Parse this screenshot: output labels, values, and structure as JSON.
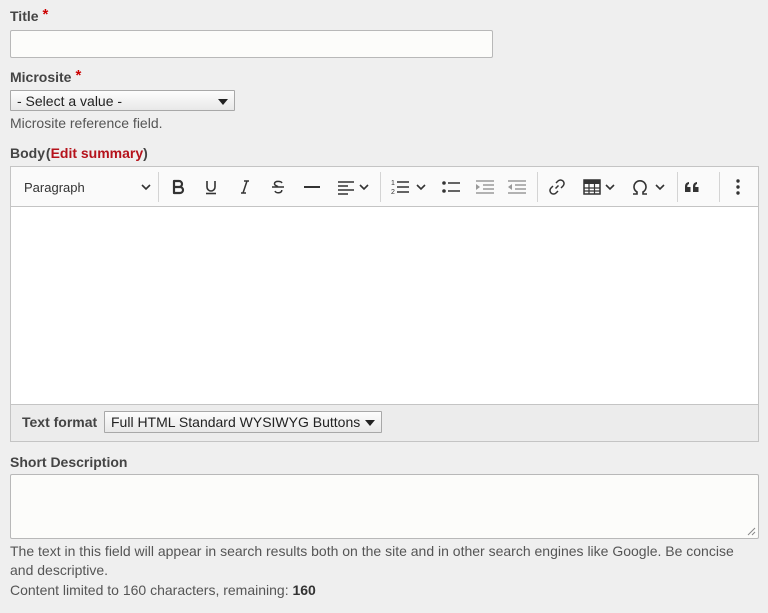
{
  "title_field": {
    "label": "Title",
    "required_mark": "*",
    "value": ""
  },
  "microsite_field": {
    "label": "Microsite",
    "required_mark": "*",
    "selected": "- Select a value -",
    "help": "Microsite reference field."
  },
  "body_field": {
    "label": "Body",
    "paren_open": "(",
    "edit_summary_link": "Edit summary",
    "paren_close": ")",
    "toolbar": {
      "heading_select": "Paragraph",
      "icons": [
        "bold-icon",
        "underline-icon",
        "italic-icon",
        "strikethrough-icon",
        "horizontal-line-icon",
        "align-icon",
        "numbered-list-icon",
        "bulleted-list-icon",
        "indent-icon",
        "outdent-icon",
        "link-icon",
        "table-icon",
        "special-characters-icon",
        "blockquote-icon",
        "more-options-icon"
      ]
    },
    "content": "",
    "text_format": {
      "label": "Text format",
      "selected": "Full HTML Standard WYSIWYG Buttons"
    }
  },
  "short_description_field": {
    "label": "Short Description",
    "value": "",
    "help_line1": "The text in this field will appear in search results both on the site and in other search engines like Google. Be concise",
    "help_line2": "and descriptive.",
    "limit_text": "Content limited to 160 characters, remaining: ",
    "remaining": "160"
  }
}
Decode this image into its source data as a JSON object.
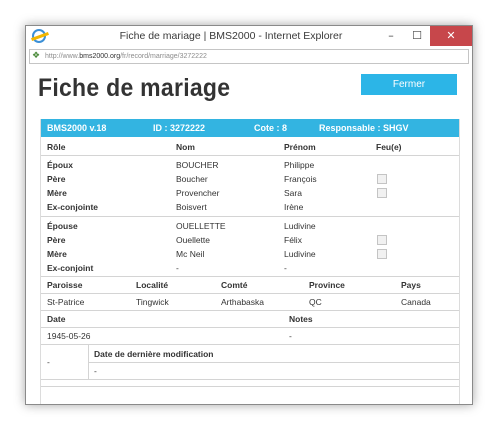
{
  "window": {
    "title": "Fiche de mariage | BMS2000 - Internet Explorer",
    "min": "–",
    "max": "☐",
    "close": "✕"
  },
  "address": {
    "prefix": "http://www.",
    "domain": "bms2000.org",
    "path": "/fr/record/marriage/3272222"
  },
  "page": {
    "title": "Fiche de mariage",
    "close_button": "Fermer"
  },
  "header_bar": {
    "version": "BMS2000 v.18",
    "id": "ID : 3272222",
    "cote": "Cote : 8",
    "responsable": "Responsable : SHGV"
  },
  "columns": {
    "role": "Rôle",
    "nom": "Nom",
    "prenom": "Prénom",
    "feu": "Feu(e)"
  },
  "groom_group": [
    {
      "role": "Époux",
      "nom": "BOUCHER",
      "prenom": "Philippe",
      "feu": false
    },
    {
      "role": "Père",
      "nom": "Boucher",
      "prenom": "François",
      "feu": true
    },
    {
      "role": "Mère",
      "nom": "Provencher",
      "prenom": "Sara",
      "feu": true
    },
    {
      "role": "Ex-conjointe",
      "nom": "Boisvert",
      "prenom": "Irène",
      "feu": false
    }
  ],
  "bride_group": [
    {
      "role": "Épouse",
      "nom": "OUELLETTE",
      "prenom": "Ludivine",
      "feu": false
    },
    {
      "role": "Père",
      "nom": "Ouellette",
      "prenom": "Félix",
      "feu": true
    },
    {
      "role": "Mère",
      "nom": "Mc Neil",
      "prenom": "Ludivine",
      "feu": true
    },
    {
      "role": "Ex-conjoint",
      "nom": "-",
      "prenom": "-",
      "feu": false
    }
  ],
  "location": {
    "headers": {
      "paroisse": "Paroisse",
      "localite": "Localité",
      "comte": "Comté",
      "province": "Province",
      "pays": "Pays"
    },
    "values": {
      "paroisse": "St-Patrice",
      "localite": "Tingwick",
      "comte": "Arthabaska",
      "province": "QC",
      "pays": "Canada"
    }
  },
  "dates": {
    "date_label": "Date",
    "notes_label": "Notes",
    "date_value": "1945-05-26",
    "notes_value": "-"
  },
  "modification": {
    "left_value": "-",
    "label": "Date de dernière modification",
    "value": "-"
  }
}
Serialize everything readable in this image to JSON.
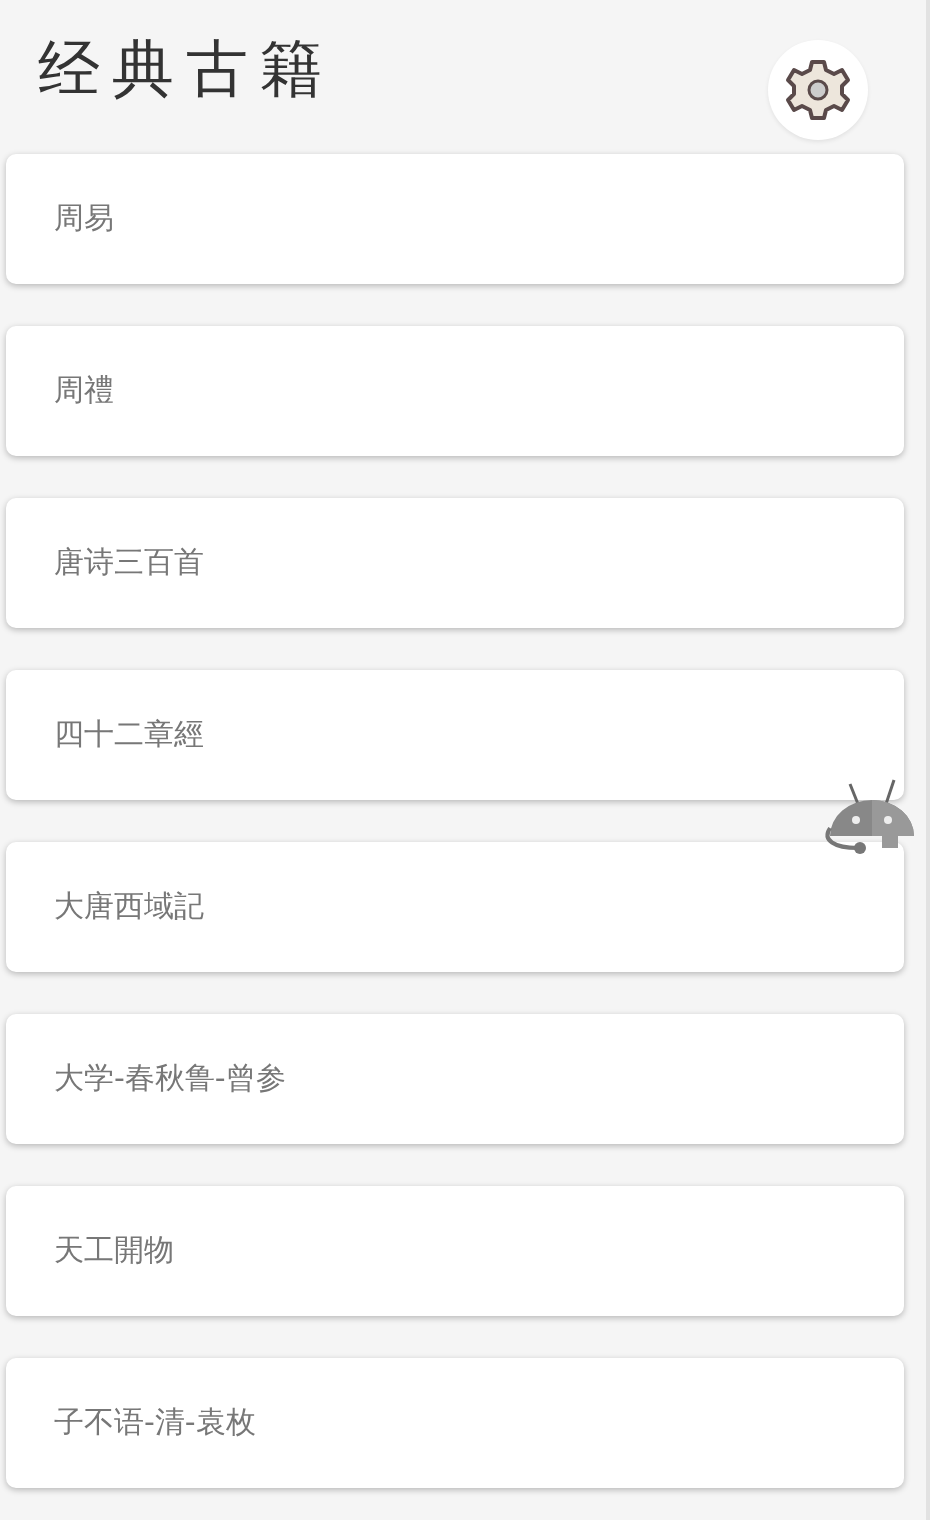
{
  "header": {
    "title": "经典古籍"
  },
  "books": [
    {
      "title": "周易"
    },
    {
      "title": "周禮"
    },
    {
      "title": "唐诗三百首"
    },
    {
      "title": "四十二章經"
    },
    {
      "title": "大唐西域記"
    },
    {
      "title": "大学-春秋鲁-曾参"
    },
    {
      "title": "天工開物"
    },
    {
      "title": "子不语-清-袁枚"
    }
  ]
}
+-------+
Above are the records; reproduce them exactly and leave out the pictures.

Parse this screenshot: output labels, values, and structure as JSON.
{
  "title_field": {
    "label": "Title",
    "required_mark": "*",
    "value": ""
  },
  "microsite_field": {
    "label": "Microsite",
    "required_mark": "*",
    "selected": "- Select a value -",
    "help": "Microsite reference field."
  },
  "body_field": {
    "label": "Body",
    "paren_open": "(",
    "edit_summary_link": "Edit summary",
    "paren_close": ")",
    "toolbar": {
      "heading_select": "Paragraph",
      "icons": [
        "bold-icon",
        "underline-icon",
        "italic-icon",
        "strikethrough-icon",
        "horizontal-line-icon",
        "align-icon",
        "numbered-list-icon",
        "bulleted-list-icon",
        "indent-icon",
        "outdent-icon",
        "link-icon",
        "table-icon",
        "special-characters-icon",
        "blockquote-icon",
        "more-options-icon"
      ]
    },
    "content": "",
    "text_format": {
      "label": "Text format",
      "selected": "Full HTML Standard WYSIWYG Buttons"
    }
  },
  "short_description_field": {
    "label": "Short Description",
    "value": "",
    "help_line1": "The text in this field will appear in search results both on the site and in other search engines like Google. Be concise",
    "help_line2": "and descriptive.",
    "limit_text": "Content limited to 160 characters, remaining: ",
    "remaining": "160"
  }
}
Decode this image into its source data as a JSON object.
{
  "window": {
    "title": "Fiche de mariage | BMS2000 - Internet Explorer",
    "min": "–",
    "max": "☐",
    "close": "✕"
  },
  "address": {
    "prefix": "http://www.",
    "domain": "bms2000.org",
    "path": "/fr/record/marriage/3272222"
  },
  "page": {
    "title": "Fiche de mariage",
    "close_button": "Fermer"
  },
  "header_bar": {
    "version": "BMS2000 v.18",
    "id": "ID : 3272222",
    "cote": "Cote : 8",
    "responsable": "Responsable : SHGV"
  },
  "columns": {
    "role": "Rôle",
    "nom": "Nom",
    "prenom": "Prénom",
    "feu": "Feu(e)"
  },
  "groom_group": [
    {
      "role": "Époux",
      "nom": "BOUCHER",
      "prenom": "Philippe",
      "feu": false
    },
    {
      "role": "Père",
      "nom": "Boucher",
      "prenom": "François",
      "feu": true
    },
    {
      "role": "Mère",
      "nom": "Provencher",
      "prenom": "Sara",
      "feu": true
    },
    {
      "role": "Ex-conjointe",
      "nom": "Boisvert",
      "prenom": "Irène",
      "feu": false
    }
  ],
  "bride_group": [
    {
      "role": "Épouse",
      "nom": "OUELLETTE",
      "prenom": "Ludivine",
      "feu": false
    },
    {
      "role": "Père",
      "nom": "Ouellette",
      "prenom": "Félix",
      "feu": true
    },
    {
      "role": "Mère",
      "nom": "Mc Neil",
      "prenom": "Ludivine",
      "feu": true
    },
    {
      "role": "Ex-conjoint",
      "nom": "-",
      "prenom": "-",
      "feu": false
    }
  ],
  "location": {
    "headers": {
      "paroisse": "Paroisse",
      "localite": "Localité",
      "comte": "Comté",
      "province": "Province",
      "pays": "Pays"
    },
    "values": {
      "paroisse": "St-Patrice",
      "localite": "Tingwick",
      "comte": "Arthabaska",
      "province": "QC",
      "pays": "Canada"
    }
  },
  "dates": {
    "date_label": "Date",
    "notes_label": "Notes",
    "date_value": "1945-05-26",
    "notes_value": "-"
  },
  "modification": {
    "left_value": "-",
    "label": "Date de dernière modification",
    "value": "-"
  }
}
Serialize everything readable in this image to JSON.
{
  "header": {
    "title": "经典古籍"
  },
  "books": [
    {
      "title": "周易"
    },
    {
      "title": "周禮"
    },
    {
      "title": "唐诗三百首"
    },
    {
      "title": "四十二章經"
    },
    {
      "title": "大唐西域記"
    },
    {
      "title": "大学-春秋鲁-曾参"
    },
    {
      "title": "天工開物"
    },
    {
      "title": "子不语-清-袁枚"
    }
  ]
}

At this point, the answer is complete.